◆ **Exercise instructions**
Each record below should be given again exactly as it reads.

◆ **Extracted data**
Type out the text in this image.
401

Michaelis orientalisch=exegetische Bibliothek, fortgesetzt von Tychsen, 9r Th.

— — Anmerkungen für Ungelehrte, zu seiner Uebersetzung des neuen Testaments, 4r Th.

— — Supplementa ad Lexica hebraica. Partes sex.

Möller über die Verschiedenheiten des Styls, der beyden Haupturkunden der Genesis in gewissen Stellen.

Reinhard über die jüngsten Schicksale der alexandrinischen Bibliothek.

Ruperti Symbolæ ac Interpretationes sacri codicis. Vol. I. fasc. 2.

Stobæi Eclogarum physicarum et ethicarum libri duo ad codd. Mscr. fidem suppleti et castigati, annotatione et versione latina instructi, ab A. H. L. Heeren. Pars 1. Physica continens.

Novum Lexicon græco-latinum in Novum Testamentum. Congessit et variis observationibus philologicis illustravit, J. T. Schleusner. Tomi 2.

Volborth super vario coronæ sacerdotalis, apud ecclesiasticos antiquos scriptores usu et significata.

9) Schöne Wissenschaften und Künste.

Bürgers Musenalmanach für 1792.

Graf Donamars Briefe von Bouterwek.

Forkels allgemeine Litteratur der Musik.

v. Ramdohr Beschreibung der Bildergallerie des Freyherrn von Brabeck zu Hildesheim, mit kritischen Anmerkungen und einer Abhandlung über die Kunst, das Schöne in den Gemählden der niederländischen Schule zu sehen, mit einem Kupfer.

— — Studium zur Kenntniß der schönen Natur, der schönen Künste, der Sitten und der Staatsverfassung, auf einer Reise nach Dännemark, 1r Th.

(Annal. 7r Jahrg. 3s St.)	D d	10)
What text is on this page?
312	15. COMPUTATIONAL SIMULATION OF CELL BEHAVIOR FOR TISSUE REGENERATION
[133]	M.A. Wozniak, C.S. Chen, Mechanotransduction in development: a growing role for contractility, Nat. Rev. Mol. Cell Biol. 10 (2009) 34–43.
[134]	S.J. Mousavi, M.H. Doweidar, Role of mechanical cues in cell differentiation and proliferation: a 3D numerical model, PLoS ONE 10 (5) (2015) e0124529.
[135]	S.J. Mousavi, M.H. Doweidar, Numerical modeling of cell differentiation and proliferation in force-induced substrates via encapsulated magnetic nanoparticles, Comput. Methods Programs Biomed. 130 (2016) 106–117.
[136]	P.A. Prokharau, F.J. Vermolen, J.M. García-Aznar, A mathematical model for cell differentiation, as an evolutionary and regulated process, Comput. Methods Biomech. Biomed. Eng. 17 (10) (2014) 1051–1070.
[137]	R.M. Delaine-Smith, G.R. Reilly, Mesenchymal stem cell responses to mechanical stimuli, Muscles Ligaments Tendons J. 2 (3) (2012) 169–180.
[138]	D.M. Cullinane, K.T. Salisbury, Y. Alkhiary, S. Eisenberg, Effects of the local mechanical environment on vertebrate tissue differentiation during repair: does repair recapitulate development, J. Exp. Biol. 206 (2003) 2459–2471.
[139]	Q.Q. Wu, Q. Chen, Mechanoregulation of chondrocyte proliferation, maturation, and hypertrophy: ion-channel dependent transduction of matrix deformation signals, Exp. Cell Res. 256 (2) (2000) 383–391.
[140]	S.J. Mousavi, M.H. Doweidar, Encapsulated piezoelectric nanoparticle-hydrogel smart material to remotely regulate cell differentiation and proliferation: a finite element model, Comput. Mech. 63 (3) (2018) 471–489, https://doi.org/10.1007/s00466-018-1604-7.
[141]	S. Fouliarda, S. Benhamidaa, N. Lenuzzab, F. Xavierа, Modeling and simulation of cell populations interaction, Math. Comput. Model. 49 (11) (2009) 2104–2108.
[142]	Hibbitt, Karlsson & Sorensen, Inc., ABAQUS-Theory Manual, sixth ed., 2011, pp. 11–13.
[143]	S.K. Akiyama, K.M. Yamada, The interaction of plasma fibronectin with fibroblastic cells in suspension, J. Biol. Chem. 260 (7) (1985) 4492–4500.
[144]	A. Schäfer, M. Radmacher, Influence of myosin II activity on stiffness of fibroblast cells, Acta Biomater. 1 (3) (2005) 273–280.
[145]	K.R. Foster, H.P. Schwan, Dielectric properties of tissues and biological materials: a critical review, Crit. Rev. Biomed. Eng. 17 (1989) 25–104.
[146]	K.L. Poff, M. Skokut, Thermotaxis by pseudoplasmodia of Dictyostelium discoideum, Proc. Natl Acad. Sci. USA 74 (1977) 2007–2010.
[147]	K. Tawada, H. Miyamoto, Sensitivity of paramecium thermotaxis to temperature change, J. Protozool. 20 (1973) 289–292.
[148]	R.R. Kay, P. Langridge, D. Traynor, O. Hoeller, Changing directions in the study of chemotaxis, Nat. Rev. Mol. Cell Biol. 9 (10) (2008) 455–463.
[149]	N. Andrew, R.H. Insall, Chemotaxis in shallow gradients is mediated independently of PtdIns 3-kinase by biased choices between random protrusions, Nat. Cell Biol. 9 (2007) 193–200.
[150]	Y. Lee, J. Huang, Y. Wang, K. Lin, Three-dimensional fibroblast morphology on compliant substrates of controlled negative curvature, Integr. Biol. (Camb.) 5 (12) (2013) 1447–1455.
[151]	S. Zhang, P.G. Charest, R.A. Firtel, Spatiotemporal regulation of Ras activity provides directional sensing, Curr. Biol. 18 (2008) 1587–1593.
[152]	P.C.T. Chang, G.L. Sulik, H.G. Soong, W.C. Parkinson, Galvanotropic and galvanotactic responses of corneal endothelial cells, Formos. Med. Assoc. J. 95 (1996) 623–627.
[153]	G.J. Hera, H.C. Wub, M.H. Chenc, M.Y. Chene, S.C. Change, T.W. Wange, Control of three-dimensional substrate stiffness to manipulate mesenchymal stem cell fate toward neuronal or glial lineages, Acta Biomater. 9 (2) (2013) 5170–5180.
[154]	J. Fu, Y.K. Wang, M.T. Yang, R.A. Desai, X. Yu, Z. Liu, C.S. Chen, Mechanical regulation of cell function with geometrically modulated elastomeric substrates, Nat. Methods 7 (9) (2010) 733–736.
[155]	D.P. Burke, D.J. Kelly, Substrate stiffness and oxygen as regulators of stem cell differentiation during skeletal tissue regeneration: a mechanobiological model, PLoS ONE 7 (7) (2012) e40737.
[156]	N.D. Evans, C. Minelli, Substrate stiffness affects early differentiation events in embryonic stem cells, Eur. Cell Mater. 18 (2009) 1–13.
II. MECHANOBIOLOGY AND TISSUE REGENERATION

◆ **Response below**
Type out the text in this image.
401

Michaelis orientalisch=exegetische Bibliothek, fortgesetzt von Tychsen, 9r Th.

— — Anmerkungen für Ungelehrte, zu seiner Uebersetzung des neuen Testaments, 4r Th.

— — Supplementa ad Lexica hebraica. Partes sex.

Möller über die Verschiedenheiten des Styls, der beyden Haupturkunden der Genesis in gewissen Stellen.

Reinhard über die jüngsten Schicksale der alexandrinischen Bibliothek.

Ruperti Symbolæ ac Interpretationes sacri codicis. Vol. I. fasc. 2.

Stobæi Eclogarum physicarum et ethicarum libri duo ad codd. Mscr. fidem suppleti et castigati, annotatione et versione latina instructi, ab A. H. L. Heeren. Pars 1. Physica continens.

Novum Lexicon græco-latinum in Novum Testamentum. Congessit et variis observationibus philologicis illustravit, J. T. Schleusner. Tomi 2.

Volborth super vario coronæ sacerdotalis, apud ecclesiasticos antiquos scriptores usu et significata.

9) Schöne Wissenschaften und Künste.

Bürgers Musenalmanach für 1792.

Graf Donamars Briefe von Bouterwek.

Forkels allgemeine Litteratur der Musik.

v. Ramdohr Beschreibung der Bildergallerie des Freyherrn von Brabeck zu Hildesheim, mit kritischen Anmerkungen und einer Abhandlung über die Kunst, das Schöne in den Gemählden der niederländischen Schule zu sehen, mit einem Kupfer.

— — Studium zur Kenntniß der schönen Natur, der schönen Künste, der Sitten und der Staatsverfassung, auf einer Reise nach Dännemark, 1r Th.

(Annal. 7r Jahrg. 3s St.)	D d	10)
What text is on this page?
312	15. COMPUTATIONAL SIMULATION OF CELL BEHAVIOR FOR TISSUE REGENERATION
[133]	M.A. Wozniak, C.S. Chen, Mechanotransduction in development: a growing role for contractility, Nat. Rev. Mol. Cell Biol. 10 (2009) 34–43.
[134]	S.J. Mousavi, M.H. Doweidar, Role of mechanical cues in cell differentiation and proliferation: a 3D numerical model, PLoS ONE 10 (5) (2015) e0124529.
[135]	S.J. Mousavi, M.H. Doweidar, Numerical modeling of cell differentiation and proliferation in force-induced substrates via encapsulated magnetic nanoparticles, Comput. Methods Programs Biomed. 130 (2016) 106–117.
[136]	P.A. Prokharau, F.J. Vermolen, J.M. García-Aznar, A mathematical model for cell differentiation, as an evolutionary and regulated process, Comput. Methods Biomech. Biomed. Eng. 17 (10) (2014) 1051–1070.
[137]	R.M. Delaine-Smith, G.R. Reilly, Mesenchymal stem cell responses to mechanical stimuli, Muscles Ligaments Tendons J. 2 (3) (2012) 169–180.
[138]	D.M. Cullinane, K.T. Salisbury, Y. Alkhiary, S. Eisenberg, Effects of the local mechanical environment on vertebrate tissue differentiation during repair: does repair recapitulate development, J. Exp. Biol. 206 (2003) 2459–2471.
[139]	Q.Q. Wu, Q. Chen, Mechanoregulation of chondrocyte proliferation, maturation, and hypertrophy: ion-channel dependent transduction of matrix deformation signals, Exp. Cell Res. 256 (2) (2000) 383–391.
[140]	S.J. Mousavi, M.H. Doweidar, Encapsulated piezoelectric nanoparticle-hydrogel smart material to remotely regulate cell differentiation and proliferation: a finite element model, Comput. Mech. 63 (3) (2018) 471–489, https://doi.org/10.1007/s00466-018-1604-7.
[141]	S. Fouliarda, S. Benhamidaa, N. Lenuzzab, F. Xavierа, Modeling and simulation of cell populations interaction, Math. Comput. Model. 49 (11) (2009) 2104–2108.
[142]	Hibbitt, Karlsson & Sorensen, Inc., ABAQUS-Theory Manual, sixth ed., 2011, pp. 11–13.
[143]	S.K. Akiyama, K.M. Yamada, The interaction of plasma fibronectin with fibroblastic cells in suspension, J. Biol. Chem. 260 (7) (1985) 4492–4500.
[144]	A. Schäfer, M. Radmacher, Influence of myosin II activity on stiffness of fibroblast cells, Acta Biomater. 1 (3) (2005) 273–280.
[145]	K.R. Foster, H.P. Schwan, Dielectric properties of tissues and biological materials: a critical review, Crit. Rev. Biomed. Eng. 17 (1989) 25–104.
[146]	K.L. Poff, M. Skokut, Thermotaxis by pseudoplasmodia of Dictyostelium discoideum, Proc. Natl Acad. Sci. USA 74 (1977) 2007–2010.
[147]	K. Tawada, H. Miyamoto, Sensitivity of paramecium thermotaxis to temperature change, J. Protozool. 20 (1973) 289–292.
[148]	R.R. Kay, P. Langridge, D. Traynor, O. Hoeller, Changing directions in the study of chemotaxis, Nat. Rev. Mol. Cell Biol. 9 (10) (2008) 455–463.
[149]	N. Andrew, R.H. Insall, Chemotaxis in shallow gradients is mediated independently of PtdIns 3-kinase by biased choices between random protrusions, Nat. Cell Biol. 9 (2007) 193–200.
[150]	Y. Lee, J. Huang, Y. Wang, K. Lin, Three-dimensional fibroblast morphology on compliant substrates of controlled negative curvature, Integr. Biol. (Camb.) 5 (12) (2013) 1447–1455.
[151]	S. Zhang, P.G. Charest, R.A. Firtel, Spatiotemporal regulation of Ras activity provides directional sensing, Curr. Biol. 18 (2008) 1587–1593.
[152]	P.C.T. Chang, G.L. Sulik, H.G. Soong, W.C. Parkinson, Galvanotropic and galvanotactic responses of corneal endothelial cells, Formos. Med. Assoc. J. 95 (1996) 623–627.
[153]	G.J. Hera, H.C. Wub, M.H. Chenc, M.Y. Chene, S.C. Change, T.W. Wange, Control of three-dimensional substrate stiffness to manipulate mesenchymal stem cell fate toward neuronal or glial lineages, Acta Biomater. 9 (2) (2013) 5170–5180.
[154]	J. Fu, Y.K. Wang, M.T. Yang, R.A. Desai, X. Yu, Z. Liu, C.S. Chen, Mechanical regulation of cell function with geometrically modulated elastomeric substrates, Nat. Methods 7 (9) (2010) 733–736.
[155]	D.P. Burke, D.J. Kelly, Substrate stiffness and oxygen as regulators of stem cell differentiation during skeletal tissue regeneration: a mechanobiological model, PLoS ONE 7 (7) (2012) e40737.
[156]	N.D. Evans, C. Minelli, Substrate stiffness affects early differentiation events in embryonic stem cells, Eur. Cell Mater. 18 (2009) 1–13.
II. MECHANOBIOLOGY AND TISSUE REGENERATION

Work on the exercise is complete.